- **TRAVAIL DEMANDÉ**:
1. Recopiez fidèlement le passage de l'article sur les professeurs émérites, depuis « Le titre étant, alléchant » jusqu'à « souvent non justifiées. » inclus.
2. Poursuivez, s'il vous plaît, l'article sur les professeurs émérites à la suite de sa dernière phrase.

- **EXTRAIT DU TEXTE**:
Opinions - 26.04.2013

A-t-on besoin de Professeurs Emérites?

Plus d’une fois on me demande ce qu’est un Professeur Emérite qui a pour équivalent, chez nous en arabe : OSTETH MOTAMAYIZ littéralement, excellent professeur. Cela est compréhensible puisque l’appellation est nouvelle et n’a pas été utilisée auparavant. C’est le décret numéro 93-1825 du 6 septembre 1993 fixant le statut particulier des enseignants chercheurs des universités, qui a créé pour la première fois ce titre avec cette appellation.

Ce titre est accordé par le Ministre de l’Enseignement Supérieur et de la Recherche Scientifique aux professeurs de l’enseignement supérieur qui arrivent à l’âge de la retraite et qui demandent à continuer à diriger les travaux des chercheurs au master et au doctorat et à participer à des jurys d’évaluation ou animer des séminaires.
En tant que retraité il perçoit comme tout le monde sa pension de retraite. S’il prend la charge d’enseignement de quelques heures, il sera payé en tant que vacataire. La participation à des jurys de master, de  thèse ou d’habilitation est une activité assurée bénévolement, il en est de même de l’encadrement des chercheurs.
Le titre étant, alléchant et permettant de garder contact avec l’institution d’origine, il a été demandé par la plupart des collègues arrivés à l’âge de la retraite et, il a été largement accordé à tout le monde sauf rares exceptions souvent non justifiées.

 Certains parmi cette pléiade ont continué à travailler sérieusement, c'est-à-dire : encadrer des thèses et des mémoires, rédiger des articles et présenter des communications et parfois même prendre des charges d’enseignement surtout que le ministère a créé un cadre juridique permettant aux P. E. de conclure un contrat expert avec le ministère : enseigner 24 heures par mois moyennant une rémunération pendant dix mois par an, en tant que complément de pension. D’autres Professeurs Emérites se sont contentés de bénéficier   de l’aspect honorifique du titre sans aucune valeur ajoutée pour l’université ou pour les étudiants.

Entrées de position des éléments
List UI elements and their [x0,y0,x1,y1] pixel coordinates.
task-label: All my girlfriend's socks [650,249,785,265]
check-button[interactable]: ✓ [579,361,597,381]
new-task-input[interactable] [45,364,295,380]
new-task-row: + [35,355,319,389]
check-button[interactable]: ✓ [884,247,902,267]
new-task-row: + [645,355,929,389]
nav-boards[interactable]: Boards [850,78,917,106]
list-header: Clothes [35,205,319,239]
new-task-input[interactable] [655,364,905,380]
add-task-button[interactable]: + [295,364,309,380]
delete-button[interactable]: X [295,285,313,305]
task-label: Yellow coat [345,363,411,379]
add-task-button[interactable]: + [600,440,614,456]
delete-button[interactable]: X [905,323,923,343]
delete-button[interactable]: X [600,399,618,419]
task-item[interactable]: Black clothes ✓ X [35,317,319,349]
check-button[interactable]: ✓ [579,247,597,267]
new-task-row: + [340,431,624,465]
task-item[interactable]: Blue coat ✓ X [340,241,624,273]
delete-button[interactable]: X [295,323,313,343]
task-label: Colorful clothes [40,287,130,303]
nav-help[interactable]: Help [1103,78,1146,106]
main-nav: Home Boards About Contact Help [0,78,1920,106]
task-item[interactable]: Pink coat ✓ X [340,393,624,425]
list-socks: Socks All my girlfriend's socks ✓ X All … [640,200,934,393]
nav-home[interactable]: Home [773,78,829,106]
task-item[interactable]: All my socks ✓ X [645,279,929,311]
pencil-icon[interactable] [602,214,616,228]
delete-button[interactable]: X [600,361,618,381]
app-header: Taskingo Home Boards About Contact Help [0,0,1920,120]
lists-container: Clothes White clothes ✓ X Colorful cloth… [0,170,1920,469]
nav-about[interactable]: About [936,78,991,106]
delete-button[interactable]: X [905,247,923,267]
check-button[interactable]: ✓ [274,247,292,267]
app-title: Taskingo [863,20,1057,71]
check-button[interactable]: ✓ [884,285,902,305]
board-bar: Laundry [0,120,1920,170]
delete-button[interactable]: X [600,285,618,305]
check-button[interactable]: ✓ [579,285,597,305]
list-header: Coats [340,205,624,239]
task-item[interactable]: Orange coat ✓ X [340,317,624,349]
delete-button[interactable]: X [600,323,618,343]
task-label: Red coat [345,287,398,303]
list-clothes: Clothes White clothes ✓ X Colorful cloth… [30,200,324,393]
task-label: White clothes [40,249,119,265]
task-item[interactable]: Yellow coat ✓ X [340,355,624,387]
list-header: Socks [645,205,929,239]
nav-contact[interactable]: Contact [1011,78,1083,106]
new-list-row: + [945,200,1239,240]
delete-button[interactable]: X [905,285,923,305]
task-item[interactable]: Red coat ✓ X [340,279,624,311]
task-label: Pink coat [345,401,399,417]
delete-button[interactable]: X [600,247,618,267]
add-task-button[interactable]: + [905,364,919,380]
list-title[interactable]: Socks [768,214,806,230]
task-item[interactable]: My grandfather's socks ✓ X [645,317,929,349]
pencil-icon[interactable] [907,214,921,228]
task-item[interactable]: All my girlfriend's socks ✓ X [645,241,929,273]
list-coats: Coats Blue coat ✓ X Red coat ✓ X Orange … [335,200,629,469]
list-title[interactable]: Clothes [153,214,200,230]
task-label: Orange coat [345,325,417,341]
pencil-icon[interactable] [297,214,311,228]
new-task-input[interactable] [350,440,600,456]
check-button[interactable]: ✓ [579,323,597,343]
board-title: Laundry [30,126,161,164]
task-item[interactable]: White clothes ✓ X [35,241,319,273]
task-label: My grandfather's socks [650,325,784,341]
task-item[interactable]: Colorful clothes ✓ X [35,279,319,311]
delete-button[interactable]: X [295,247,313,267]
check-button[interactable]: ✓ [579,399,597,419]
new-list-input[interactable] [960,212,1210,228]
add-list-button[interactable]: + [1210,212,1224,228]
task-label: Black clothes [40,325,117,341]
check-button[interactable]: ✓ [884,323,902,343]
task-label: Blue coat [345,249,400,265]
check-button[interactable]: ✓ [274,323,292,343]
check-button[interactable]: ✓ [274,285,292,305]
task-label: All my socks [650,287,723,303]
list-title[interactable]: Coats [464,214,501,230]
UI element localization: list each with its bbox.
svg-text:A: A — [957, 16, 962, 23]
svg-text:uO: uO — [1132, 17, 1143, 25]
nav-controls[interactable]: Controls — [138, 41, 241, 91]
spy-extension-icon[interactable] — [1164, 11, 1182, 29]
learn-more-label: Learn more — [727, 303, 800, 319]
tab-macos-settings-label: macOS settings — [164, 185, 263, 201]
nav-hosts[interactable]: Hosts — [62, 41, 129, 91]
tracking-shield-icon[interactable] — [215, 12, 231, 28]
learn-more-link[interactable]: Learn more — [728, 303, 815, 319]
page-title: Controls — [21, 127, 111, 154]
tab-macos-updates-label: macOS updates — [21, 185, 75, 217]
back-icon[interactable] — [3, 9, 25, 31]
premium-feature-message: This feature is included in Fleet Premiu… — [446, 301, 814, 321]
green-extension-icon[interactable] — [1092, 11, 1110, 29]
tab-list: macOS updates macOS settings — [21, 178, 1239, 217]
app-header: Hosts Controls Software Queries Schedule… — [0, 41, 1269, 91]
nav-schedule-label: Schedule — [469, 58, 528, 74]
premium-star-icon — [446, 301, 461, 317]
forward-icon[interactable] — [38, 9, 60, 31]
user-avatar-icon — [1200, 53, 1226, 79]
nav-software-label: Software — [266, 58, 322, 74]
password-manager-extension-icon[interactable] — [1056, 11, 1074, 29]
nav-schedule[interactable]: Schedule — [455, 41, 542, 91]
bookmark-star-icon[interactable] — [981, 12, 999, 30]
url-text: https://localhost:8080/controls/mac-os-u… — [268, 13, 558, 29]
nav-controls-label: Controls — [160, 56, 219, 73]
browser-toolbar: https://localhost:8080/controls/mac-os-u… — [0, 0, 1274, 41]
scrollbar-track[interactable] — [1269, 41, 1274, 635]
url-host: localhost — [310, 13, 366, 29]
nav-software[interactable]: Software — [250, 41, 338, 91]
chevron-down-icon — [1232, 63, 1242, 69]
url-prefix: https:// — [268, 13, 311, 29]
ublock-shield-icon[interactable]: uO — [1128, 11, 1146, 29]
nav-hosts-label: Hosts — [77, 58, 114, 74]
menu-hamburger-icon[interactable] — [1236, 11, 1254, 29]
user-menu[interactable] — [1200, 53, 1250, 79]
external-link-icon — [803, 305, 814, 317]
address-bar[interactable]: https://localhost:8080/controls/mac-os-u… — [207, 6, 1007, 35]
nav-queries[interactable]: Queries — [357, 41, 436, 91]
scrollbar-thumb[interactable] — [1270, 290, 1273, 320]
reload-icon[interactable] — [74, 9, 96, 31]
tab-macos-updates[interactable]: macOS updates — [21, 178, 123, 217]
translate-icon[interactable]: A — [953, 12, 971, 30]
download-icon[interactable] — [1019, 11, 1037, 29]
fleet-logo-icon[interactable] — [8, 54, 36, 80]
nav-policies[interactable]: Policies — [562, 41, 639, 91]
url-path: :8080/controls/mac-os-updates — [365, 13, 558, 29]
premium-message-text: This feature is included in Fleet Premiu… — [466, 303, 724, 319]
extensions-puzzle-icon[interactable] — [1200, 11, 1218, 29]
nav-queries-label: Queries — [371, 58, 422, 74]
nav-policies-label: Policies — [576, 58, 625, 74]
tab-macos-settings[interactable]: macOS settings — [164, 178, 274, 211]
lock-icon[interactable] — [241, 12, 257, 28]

- **RÉPONSES AUX CONSIGNES**:
1.
Le titre étant, alléchant et permettant de garder contact avec l’institution d’origine, il a été demandé par la plupart des collègues arrivés à l’âge de la retraite et, il a été largement accordé à tout le monde sauf rares exceptions souvent non justifiées.

2.
Après la révolution, le ministère et les universités ont cherché à codifier la nomination des P. E. en instituant des critères précis afin de rendre le titre octroyé vraiment bien mérité et servant des objectifs bien déterminés. A ce niveau il y a lieu de faire deux remarques, d’abord il ne faut pas multiplier les critères et rendre la nomination presque impossible ou en dehors de la portée de tous. A mon avis, le meilleur critère étant l’engagement du P. E. à travailler c'est-à-dire encadrer les chercheurs et poursuivre la production scientifique (communications et publications scientifiques). Après tout, on a toujours besoin de professeurs directeurs de recherche surtout lorsqu’il s’agit d’enseignants chercheurs ayant une longue expérience. Tant qu’il y a de la valeur ajoutée espérée, on ne doit pas refuser le titre à quiconque - à moins qu’il y ait des raisons valables – puisque l’encadrement ne coute rien à l’Etat. De même l’âge de la retraite, qui est passé de 60 à 65 ans, reste en deçà de l’âge de l’incompétence. Aujourd’hui une personne de 80 ans et même plus, peut être en bonne santé et peut assurer convenablement des cours, séminaires et diriger des travaux de recherche de qualité.

Ceci étant, on peut se demander quels sont les avantages que peut recevoir ce Professeur Emérite. Il est évident – nous l’avons dit auparavant – que son activité est non rémunérée sauf s’il enseigne et dirige des séminaires. Simplement, il lui est demandé d’être actif sur le plan scientifique. Cependant, son activité scientifique  peut lui occasionner des charges financières importantes  que l’administration refuse – jusqu’à présent- de lui couvrir et c’est là le point crucial à traiter. Faut-il commencer par préciser que l’activité de recherche et d’encadrement suppose nécessairement des frais : une communication acceptée par un séminaire organisé par une université étrangère ou une association scientifique exige financement.

De même, la participation à un jury de thèse préparée dans le cadre d’une convention de cotutelle et devant être soutenue en France ou ailleurs, nécessite aussi financement.  D’ailleurs, d’après le règlement universitaire, la soutenance ne peut se faire sans la présence du directeur ou des co-directeurs de recherche. Or d’après la réglementation de la Fonction Publique Tunisienne, un Professeur Emérite est tout simplement un retraité, donc non éligible à des missions officielles ou à un financement quelconque sous prétexte que le lien avec l’administration a été rompu par l’arrivée de la retraite oubliant que le titre de P. E.  a rétabli ce lien. Même quand le P. E. bénéficie d’un contrat-expert lui permettant d’enseigner moyennant rémunération, l’Administration du Ministère et celle de l’Université répondent qu’il est considéré avant tout comme retraité sans regarder ni le titre P. E. ni le contrat- expert.

Devant cette interprétation restrictive de la réglementation, le P. E. se trouve contraint de débourser de sa poche tous les frais de missions (voyages et séjours). Il préfère sacrifier l’argent que sacrifier le doctorant. De même, il préfère  honorer les engagements pris par nos institutions universitaires sous peine de les discréditer par manquement aux obligations.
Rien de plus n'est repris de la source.